**PROBLEM:** Copy out each line of the listing that has the word "name" in it.

[Figure collection entries]
-- start --
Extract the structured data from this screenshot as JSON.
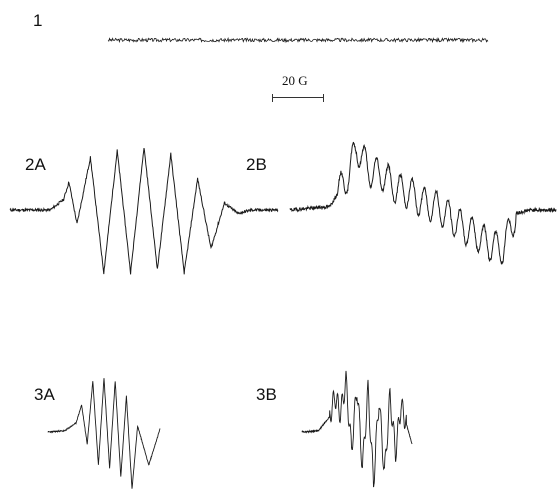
{
  "figure": {
    "scale_bar_label": "20 G"
  },
  "chart_data": [
    {
      "type": "line",
      "panel": "1",
      "title": "1",
      "description": "baseline noise, no resolved signal",
      "x_range": [
        0,
        1
      ],
      "series": [
        {
          "y": [
            0,
            0,
            0,
            0,
            0,
            0,
            0,
            0,
            0,
            0
          ]
        }
      ]
    },
    {
      "type": "line",
      "panel": "2A",
      "title": "2A",
      "x": [
        0,
        0.15,
        0.2,
        0.22,
        0.25,
        0.3,
        0.35,
        0.4,
        0.45,
        0.5,
        0.55,
        0.6,
        0.65,
        0.7,
        0.75,
        0.8,
        0.85,
        0.9,
        1
      ],
      "y": [
        0,
        0,
        0.15,
        0.4,
        -0.2,
        0.75,
        -0.9,
        0.85,
        -0.9,
        0.9,
        -0.85,
        0.8,
        -0.9,
        0.45,
        -0.55,
        0.1,
        -0.05,
        0,
        0
      ]
    },
    {
      "type": "line",
      "panel": "2B",
      "title": "2B",
      "x": [
        0,
        0.15,
        0.22,
        0.25,
        0.3,
        0.35,
        0.4,
        0.45,
        0.5,
        0.55,
        0.6,
        0.65,
        0.7,
        0.75,
        0.8,
        0.85,
        0.9,
        1
      ],
      "y": [
        0,
        0.05,
        0.5,
        0.9,
        0.55,
        0.5,
        0.3,
        0.25,
        0.1,
        0.05,
        -0.1,
        -0.25,
        -0.35,
        -0.5,
        -0.55,
        -0.05,
        0,
        0
      ]
    },
    {
      "type": "line",
      "panel": "3A",
      "title": "3A",
      "x": [
        0,
        0.15,
        0.25,
        0.3,
        0.35,
        0.4,
        0.45,
        0.5,
        0.55,
        0.6,
        0.65,
        0.7,
        0.75,
        0.8,
        0.9,
        1
      ],
      "y": [
        0,
        0.02,
        0.15,
        0.45,
        -0.2,
        0.85,
        -0.55,
        0.9,
        -0.6,
        0.85,
        -0.75,
        0.6,
        -0.95,
        0.1,
        -0.55,
        0.05
      ]
    },
    {
      "type": "line",
      "panel": "3B",
      "title": "3B",
      "x": [
        0,
        0.15,
        0.25,
        0.3,
        0.35,
        0.4,
        0.45,
        0.5,
        0.55,
        0.6,
        0.65,
        0.7,
        0.75,
        0.8,
        0.85,
        0.9,
        1
      ],
      "y": [
        0,
        0.02,
        0.25,
        0.6,
        0.3,
        0.85,
        -0.3,
        0.75,
        -0.6,
        0.7,
        -0.85,
        0.55,
        -0.7,
        0.6,
        -0.35,
        0.45,
        -0.2
      ]
    }
  ]
}
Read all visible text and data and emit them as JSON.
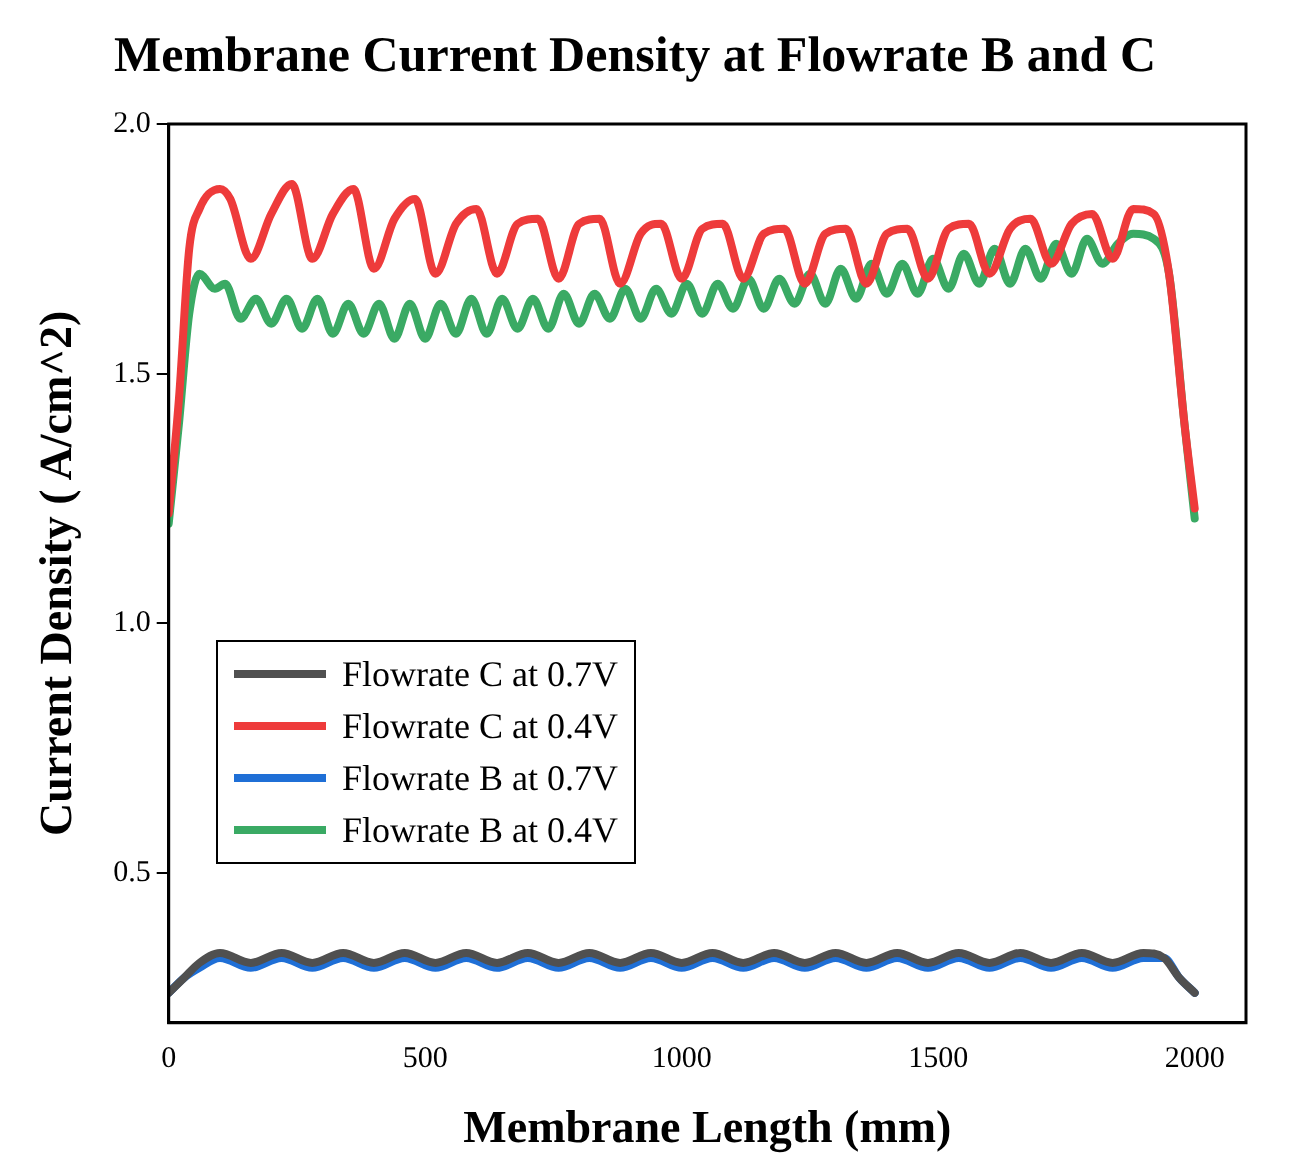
{
  "chart_data": {
    "type": "line",
    "title": "Membrane Current Density at Flowrate B and C",
    "xlabel": "Membrane Length (mm)",
    "ylabel": "Current Density ( A/cm^2)",
    "xlim": [
      0,
      2100
    ],
    "xticks": [
      0,
      500,
      1000,
      1500,
      2000
    ],
    "ylim": [
      0.2,
      2.0
    ],
    "yticks": [
      {
        "value": 0.5,
        "label": "0.5"
      },
      {
        "value": 1.0,
        "label": "1.0"
      },
      {
        "value": 1.5,
        "label": "1.5"
      },
      {
        "value": 2.0,
        "label": "2.0"
      }
    ],
    "grid": false,
    "legend": "left",
    "marker": "none",
    "line_style": "solid",
    "series": [
      {
        "name": "Flowrate C at 0.7V",
        "color": "#505050",
        "x": [
          0,
          30,
          60,
          100,
          160,
          220,
          280,
          340,
          400,
          460,
          520,
          580,
          640,
          700,
          760,
          820,
          880,
          940,
          1000,
          1060,
          1120,
          1180,
          1240,
          1300,
          1360,
          1420,
          1480,
          1540,
          1600,
          1660,
          1720,
          1780,
          1840,
          1900,
          1940,
          1970,
          2000
        ],
        "values": [
          0.26,
          0.29,
          0.32,
          0.34,
          0.32,
          0.34,
          0.32,
          0.34,
          0.32,
          0.34,
          0.32,
          0.34,
          0.32,
          0.34,
          0.32,
          0.34,
          0.32,
          0.34,
          0.32,
          0.34,
          0.32,
          0.34,
          0.32,
          0.34,
          0.32,
          0.34,
          0.32,
          0.34,
          0.32,
          0.34,
          0.32,
          0.34,
          0.32,
          0.34,
          0.33,
          0.29,
          0.26
        ]
      },
      {
        "name": "Flowrate C at 0.4V",
        "color": "#ee3b3b",
        "x": [
          0,
          20,
          40,
          60,
          100,
          120,
          160,
          200,
          240,
          280,
          320,
          360,
          400,
          440,
          480,
          520,
          560,
          600,
          640,
          680,
          720,
          760,
          800,
          840,
          880,
          920,
          960,
          1000,
          1040,
          1080,
          1120,
          1160,
          1200,
          1240,
          1280,
          1320,
          1360,
          1400,
          1440,
          1480,
          1520,
          1560,
          1600,
          1640,
          1680,
          1720,
          1760,
          1800,
          1840,
          1880,
          1920,
          1950,
          1980,
          2000
        ],
        "values": [
          1.22,
          1.45,
          1.75,
          1.83,
          1.87,
          1.85,
          1.73,
          1.82,
          1.88,
          1.73,
          1.82,
          1.87,
          1.71,
          1.81,
          1.85,
          1.7,
          1.8,
          1.83,
          1.7,
          1.8,
          1.81,
          1.69,
          1.8,
          1.81,
          1.68,
          1.78,
          1.8,
          1.69,
          1.79,
          1.8,
          1.69,
          1.78,
          1.79,
          1.68,
          1.78,
          1.79,
          1.68,
          1.78,
          1.79,
          1.69,
          1.79,
          1.8,
          1.7,
          1.79,
          1.81,
          1.72,
          1.8,
          1.82,
          1.73,
          1.83,
          1.82,
          1.7,
          1.4,
          1.23
        ]
      },
      {
        "name": "Flowrate B at 0.7V",
        "color": "#1f6fd6",
        "x": [
          0,
          30,
          60,
          100,
          160,
          220,
          280,
          340,
          400,
          460,
          520,
          580,
          640,
          700,
          760,
          820,
          880,
          940,
          1000,
          1060,
          1120,
          1180,
          1240,
          1300,
          1360,
          1420,
          1480,
          1540,
          1600,
          1660,
          1720,
          1780,
          1840,
          1900,
          1940,
          1970,
          2000
        ],
        "values": [
          0.26,
          0.29,
          0.31,
          0.33,
          0.31,
          0.33,
          0.31,
          0.33,
          0.31,
          0.33,
          0.31,
          0.33,
          0.31,
          0.33,
          0.31,
          0.33,
          0.31,
          0.33,
          0.31,
          0.33,
          0.31,
          0.33,
          0.31,
          0.33,
          0.31,
          0.33,
          0.31,
          0.33,
          0.31,
          0.33,
          0.31,
          0.33,
          0.31,
          0.33,
          0.33,
          0.29,
          0.26
        ]
      },
      {
        "name": "Flowrate B at 0.4V",
        "color": "#3aaa64",
        "x": [
          0,
          20,
          40,
          60,
          90,
          110,
          140,
          170,
          200,
          230,
          260,
          290,
          320,
          350,
          380,
          410,
          440,
          470,
          500,
          530,
          560,
          590,
          620,
          650,
          680,
          710,
          740,
          770,
          800,
          830,
          860,
          890,
          920,
          950,
          980,
          1010,
          1040,
          1070,
          1100,
          1130,
          1160,
          1190,
          1220,
          1250,
          1280,
          1310,
          1340,
          1370,
          1400,
          1430,
          1460,
          1490,
          1520,
          1550,
          1580,
          1610,
          1640,
          1670,
          1700,
          1730,
          1760,
          1790,
          1820,
          1850,
          1880,
          1920,
          1950,
          1980,
          2000
        ],
        "values": [
          1.2,
          1.4,
          1.62,
          1.7,
          1.67,
          1.68,
          1.61,
          1.65,
          1.6,
          1.65,
          1.59,
          1.65,
          1.58,
          1.64,
          1.58,
          1.64,
          1.57,
          1.64,
          1.57,
          1.64,
          1.58,
          1.65,
          1.58,
          1.65,
          1.59,
          1.65,
          1.59,
          1.66,
          1.6,
          1.66,
          1.61,
          1.67,
          1.61,
          1.67,
          1.62,
          1.68,
          1.62,
          1.68,
          1.63,
          1.69,
          1.63,
          1.69,
          1.64,
          1.7,
          1.64,
          1.71,
          1.65,
          1.72,
          1.66,
          1.72,
          1.66,
          1.73,
          1.67,
          1.74,
          1.68,
          1.75,
          1.68,
          1.75,
          1.69,
          1.76,
          1.7,
          1.77,
          1.72,
          1.76,
          1.78,
          1.77,
          1.7,
          1.4,
          1.21
        ]
      }
    ]
  }
}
-- end --
**ANSWER IN FULL:**
        "name": "Flowrate C at 0.7V",
        "name": "Flowrate C at 0.4V",
        "name": "Flowrate B at 0.7V",
        "name": "Flowrate B at 0.4V",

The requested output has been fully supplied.